TO DO — Filter the listing below, copying every line in which the word "data" appears.

☆ ☆ ☆

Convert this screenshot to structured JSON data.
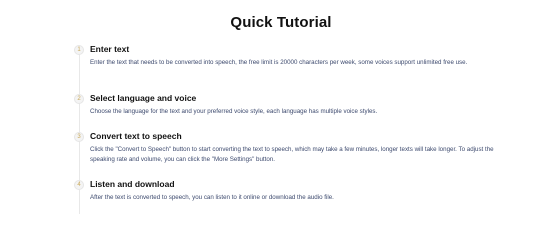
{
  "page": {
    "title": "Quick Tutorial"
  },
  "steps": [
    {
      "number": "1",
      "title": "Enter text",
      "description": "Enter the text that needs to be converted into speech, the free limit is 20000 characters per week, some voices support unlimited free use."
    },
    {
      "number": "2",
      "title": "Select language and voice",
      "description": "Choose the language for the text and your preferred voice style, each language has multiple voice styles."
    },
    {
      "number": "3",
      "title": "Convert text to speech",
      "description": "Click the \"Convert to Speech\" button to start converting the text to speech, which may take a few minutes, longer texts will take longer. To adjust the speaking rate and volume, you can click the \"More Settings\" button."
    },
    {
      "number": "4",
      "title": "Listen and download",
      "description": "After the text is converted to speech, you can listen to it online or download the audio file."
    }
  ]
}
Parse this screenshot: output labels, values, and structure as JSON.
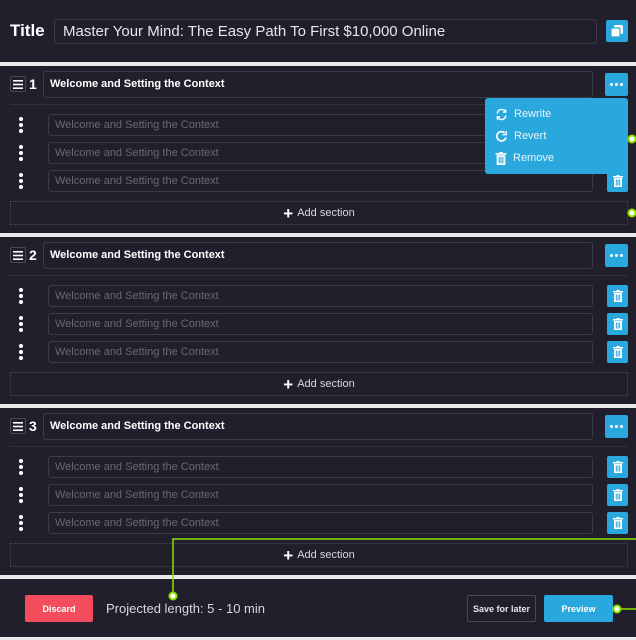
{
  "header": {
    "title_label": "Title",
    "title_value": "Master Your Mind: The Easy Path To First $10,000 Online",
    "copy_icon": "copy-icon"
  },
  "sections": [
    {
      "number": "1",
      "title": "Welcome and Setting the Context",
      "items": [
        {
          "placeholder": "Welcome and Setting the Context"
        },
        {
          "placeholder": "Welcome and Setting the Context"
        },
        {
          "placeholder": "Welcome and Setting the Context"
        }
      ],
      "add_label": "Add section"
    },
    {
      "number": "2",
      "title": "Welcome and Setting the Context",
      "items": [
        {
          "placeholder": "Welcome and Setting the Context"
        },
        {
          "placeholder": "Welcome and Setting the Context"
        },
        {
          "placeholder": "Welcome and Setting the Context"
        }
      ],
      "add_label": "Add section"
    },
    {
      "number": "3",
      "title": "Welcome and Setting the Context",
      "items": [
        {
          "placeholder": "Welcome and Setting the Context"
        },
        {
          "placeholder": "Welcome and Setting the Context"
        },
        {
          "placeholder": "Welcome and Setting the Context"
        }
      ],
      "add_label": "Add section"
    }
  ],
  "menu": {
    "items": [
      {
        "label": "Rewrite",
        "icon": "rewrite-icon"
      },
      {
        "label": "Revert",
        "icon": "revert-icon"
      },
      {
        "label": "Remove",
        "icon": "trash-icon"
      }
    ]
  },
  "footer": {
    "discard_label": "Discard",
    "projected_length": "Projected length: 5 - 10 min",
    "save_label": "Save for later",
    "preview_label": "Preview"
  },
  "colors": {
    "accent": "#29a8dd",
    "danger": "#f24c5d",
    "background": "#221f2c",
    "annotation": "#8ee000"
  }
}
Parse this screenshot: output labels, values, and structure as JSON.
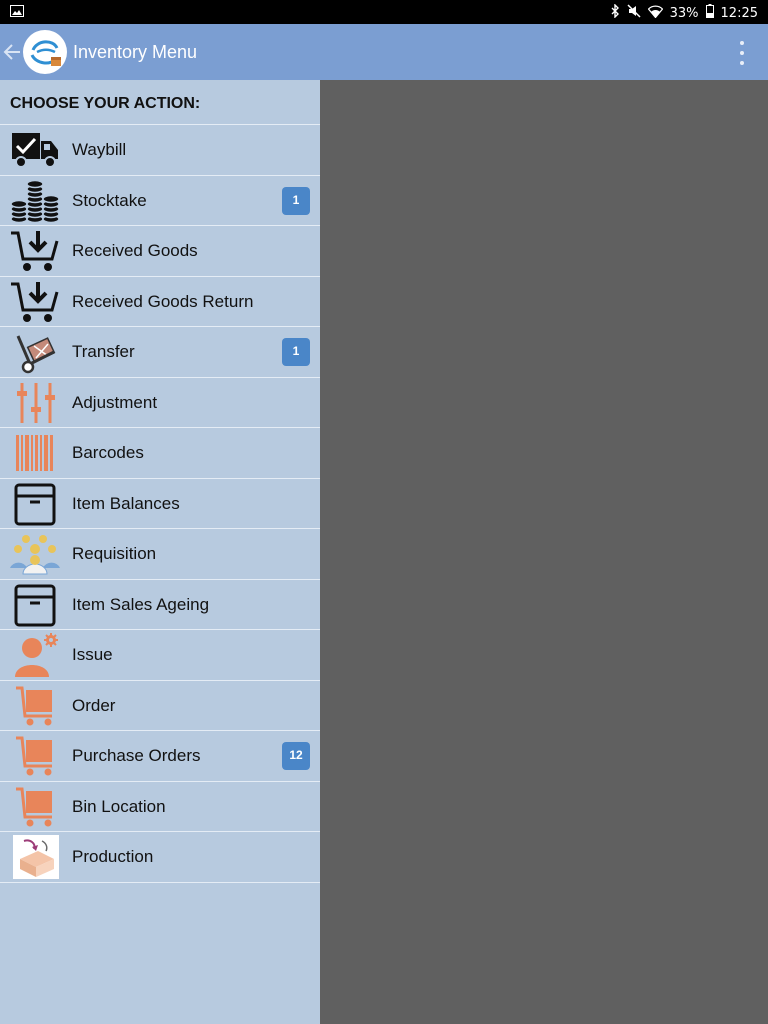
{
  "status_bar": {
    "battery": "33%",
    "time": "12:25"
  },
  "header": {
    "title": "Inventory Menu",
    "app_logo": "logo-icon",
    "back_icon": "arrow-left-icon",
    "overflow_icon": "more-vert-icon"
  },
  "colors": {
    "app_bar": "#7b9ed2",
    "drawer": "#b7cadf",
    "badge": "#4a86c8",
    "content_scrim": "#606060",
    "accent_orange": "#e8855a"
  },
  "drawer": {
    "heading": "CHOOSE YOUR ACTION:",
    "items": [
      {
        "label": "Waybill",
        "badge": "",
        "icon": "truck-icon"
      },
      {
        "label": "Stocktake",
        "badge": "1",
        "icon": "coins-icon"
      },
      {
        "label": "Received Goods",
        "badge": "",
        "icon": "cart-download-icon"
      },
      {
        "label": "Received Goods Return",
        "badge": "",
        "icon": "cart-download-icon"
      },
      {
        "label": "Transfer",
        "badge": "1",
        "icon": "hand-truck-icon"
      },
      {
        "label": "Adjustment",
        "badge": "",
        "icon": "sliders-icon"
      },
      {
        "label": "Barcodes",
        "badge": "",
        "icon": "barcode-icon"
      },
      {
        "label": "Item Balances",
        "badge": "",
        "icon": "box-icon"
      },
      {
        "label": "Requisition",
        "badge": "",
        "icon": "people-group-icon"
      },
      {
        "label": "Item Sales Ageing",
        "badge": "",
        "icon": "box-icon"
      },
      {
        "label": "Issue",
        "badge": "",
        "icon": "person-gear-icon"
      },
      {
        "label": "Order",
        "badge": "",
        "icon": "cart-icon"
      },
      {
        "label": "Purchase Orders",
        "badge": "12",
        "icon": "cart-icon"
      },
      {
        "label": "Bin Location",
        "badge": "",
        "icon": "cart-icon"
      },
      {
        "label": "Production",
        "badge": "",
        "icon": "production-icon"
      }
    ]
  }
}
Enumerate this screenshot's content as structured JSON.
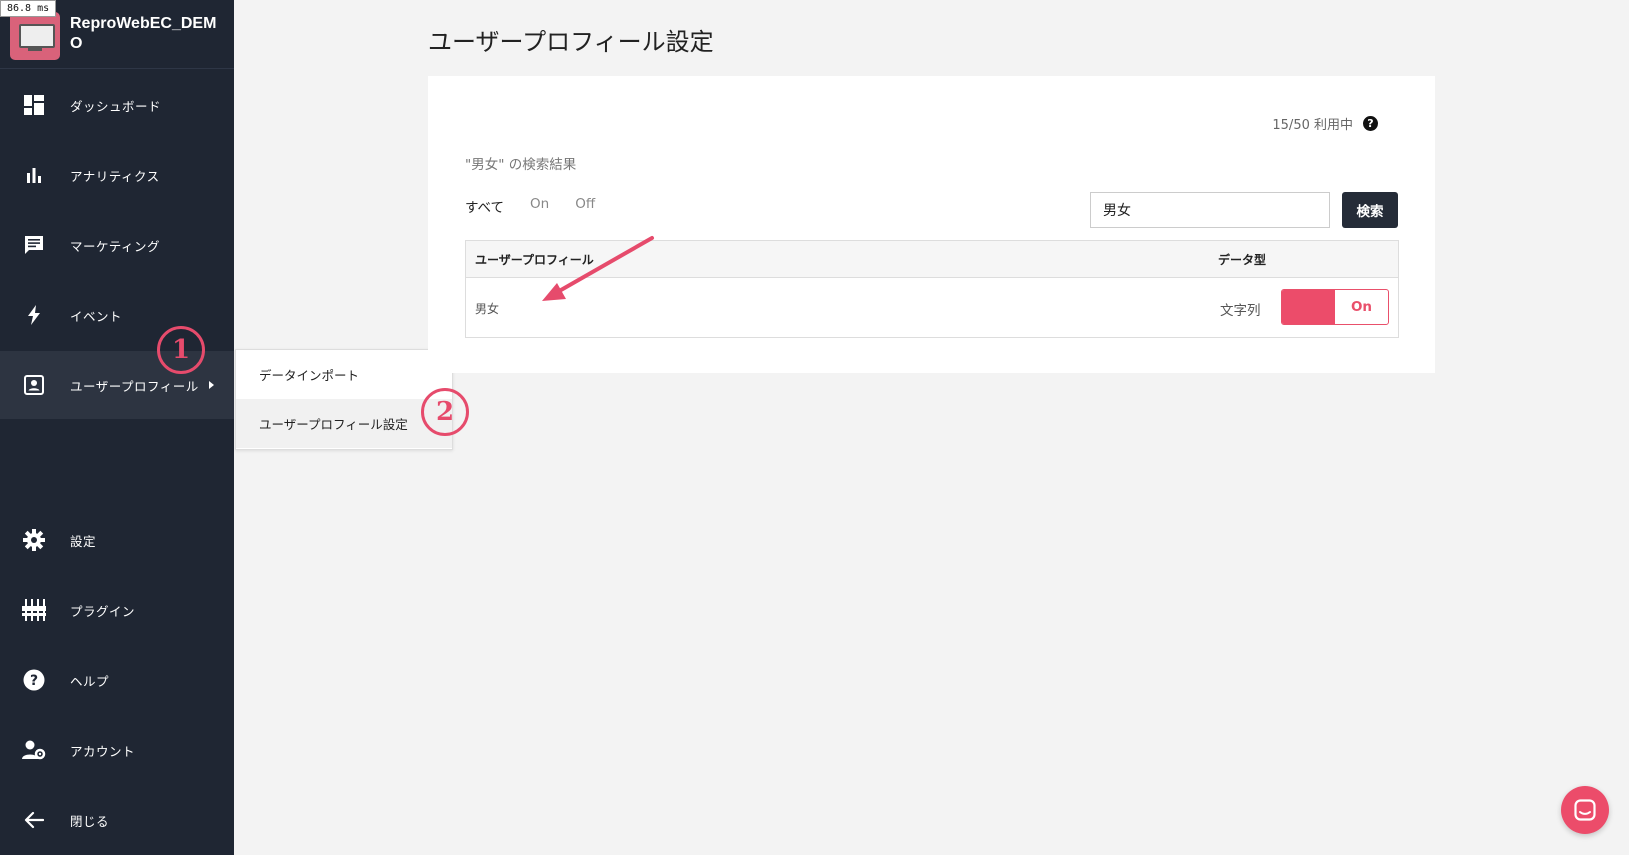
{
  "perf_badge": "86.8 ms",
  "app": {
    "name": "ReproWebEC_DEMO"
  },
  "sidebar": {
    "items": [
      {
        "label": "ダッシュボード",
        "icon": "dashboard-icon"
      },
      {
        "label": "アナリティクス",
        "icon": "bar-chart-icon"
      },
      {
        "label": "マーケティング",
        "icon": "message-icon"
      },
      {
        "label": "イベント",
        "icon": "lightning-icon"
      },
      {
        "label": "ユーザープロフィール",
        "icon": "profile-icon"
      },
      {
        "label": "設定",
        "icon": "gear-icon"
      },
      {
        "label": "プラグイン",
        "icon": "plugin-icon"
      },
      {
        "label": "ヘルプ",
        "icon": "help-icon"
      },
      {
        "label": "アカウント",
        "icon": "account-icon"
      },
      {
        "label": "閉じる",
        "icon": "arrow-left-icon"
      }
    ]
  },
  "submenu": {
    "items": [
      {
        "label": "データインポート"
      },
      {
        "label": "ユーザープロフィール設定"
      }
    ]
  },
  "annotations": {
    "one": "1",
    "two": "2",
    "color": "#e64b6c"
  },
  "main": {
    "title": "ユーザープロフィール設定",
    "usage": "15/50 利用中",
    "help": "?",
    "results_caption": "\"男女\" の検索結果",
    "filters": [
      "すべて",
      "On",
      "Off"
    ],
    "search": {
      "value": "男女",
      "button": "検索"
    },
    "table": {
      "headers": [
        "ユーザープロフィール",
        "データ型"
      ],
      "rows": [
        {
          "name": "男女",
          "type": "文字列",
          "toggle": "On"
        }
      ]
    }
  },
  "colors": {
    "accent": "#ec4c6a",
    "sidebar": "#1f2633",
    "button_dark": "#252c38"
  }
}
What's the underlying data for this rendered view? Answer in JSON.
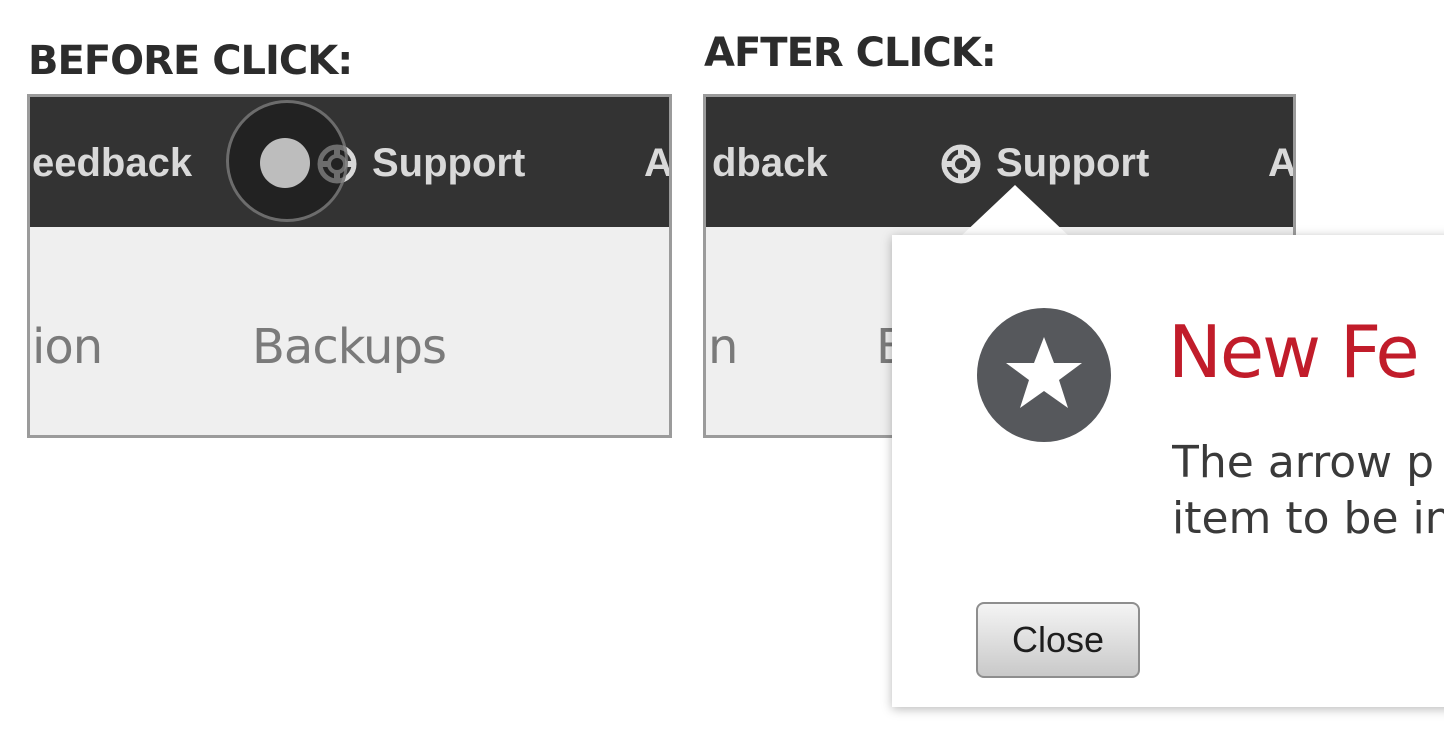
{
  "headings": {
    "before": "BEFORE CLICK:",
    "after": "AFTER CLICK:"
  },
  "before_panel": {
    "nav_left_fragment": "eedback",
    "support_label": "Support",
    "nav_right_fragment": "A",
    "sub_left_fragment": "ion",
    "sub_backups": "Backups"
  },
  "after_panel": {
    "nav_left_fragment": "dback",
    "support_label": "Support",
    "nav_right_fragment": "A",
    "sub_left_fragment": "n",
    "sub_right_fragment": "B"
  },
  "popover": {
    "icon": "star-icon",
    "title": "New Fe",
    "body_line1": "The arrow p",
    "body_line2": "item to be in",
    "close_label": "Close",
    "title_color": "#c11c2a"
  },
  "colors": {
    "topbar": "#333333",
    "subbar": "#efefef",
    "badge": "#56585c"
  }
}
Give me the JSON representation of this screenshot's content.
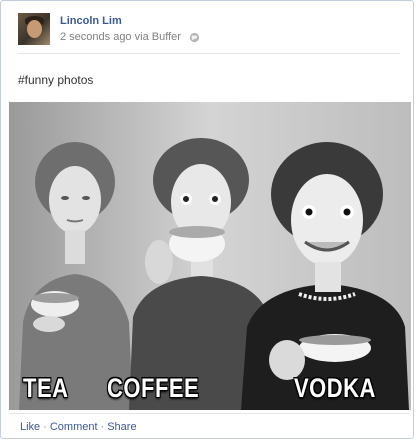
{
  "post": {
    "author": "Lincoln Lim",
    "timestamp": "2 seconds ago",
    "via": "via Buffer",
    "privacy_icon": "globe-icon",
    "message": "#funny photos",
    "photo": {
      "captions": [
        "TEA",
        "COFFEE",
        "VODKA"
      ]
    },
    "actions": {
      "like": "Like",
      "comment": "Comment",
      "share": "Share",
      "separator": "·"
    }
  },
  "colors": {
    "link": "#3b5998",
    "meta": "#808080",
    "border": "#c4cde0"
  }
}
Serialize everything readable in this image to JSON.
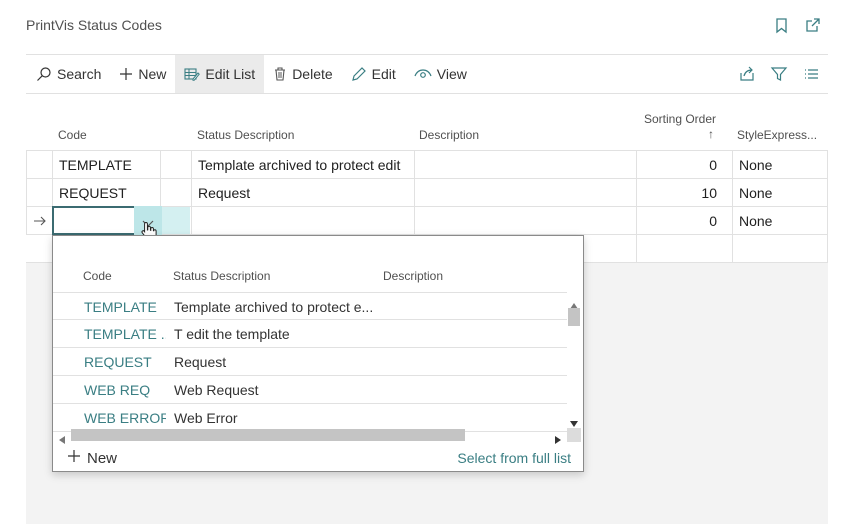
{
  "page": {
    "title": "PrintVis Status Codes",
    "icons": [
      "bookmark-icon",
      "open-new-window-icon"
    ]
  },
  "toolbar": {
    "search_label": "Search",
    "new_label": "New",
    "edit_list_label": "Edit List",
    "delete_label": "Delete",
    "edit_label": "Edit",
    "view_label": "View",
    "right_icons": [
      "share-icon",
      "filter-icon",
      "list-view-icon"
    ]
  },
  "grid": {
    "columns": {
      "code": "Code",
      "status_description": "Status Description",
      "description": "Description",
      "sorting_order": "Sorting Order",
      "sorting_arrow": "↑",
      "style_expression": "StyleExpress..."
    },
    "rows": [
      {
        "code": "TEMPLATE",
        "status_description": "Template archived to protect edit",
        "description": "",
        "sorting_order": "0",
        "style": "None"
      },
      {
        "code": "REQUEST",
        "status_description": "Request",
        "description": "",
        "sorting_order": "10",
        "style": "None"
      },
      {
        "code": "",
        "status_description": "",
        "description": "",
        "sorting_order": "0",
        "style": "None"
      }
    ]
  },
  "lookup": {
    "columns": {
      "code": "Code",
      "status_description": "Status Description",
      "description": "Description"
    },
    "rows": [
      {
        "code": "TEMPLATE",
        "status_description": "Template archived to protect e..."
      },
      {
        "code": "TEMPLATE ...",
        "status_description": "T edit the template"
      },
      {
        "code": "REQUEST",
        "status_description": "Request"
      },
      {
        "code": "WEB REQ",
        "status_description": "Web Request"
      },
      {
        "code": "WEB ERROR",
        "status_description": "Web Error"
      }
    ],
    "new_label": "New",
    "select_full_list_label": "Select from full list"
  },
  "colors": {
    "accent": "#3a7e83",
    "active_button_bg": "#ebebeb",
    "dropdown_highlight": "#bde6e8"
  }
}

☆ ☆ ☆

OUTPUT OF THE TASK —
Convert this screenshot to structured JSON data.
What's the underlying data for this rendered view? Answer in JSON.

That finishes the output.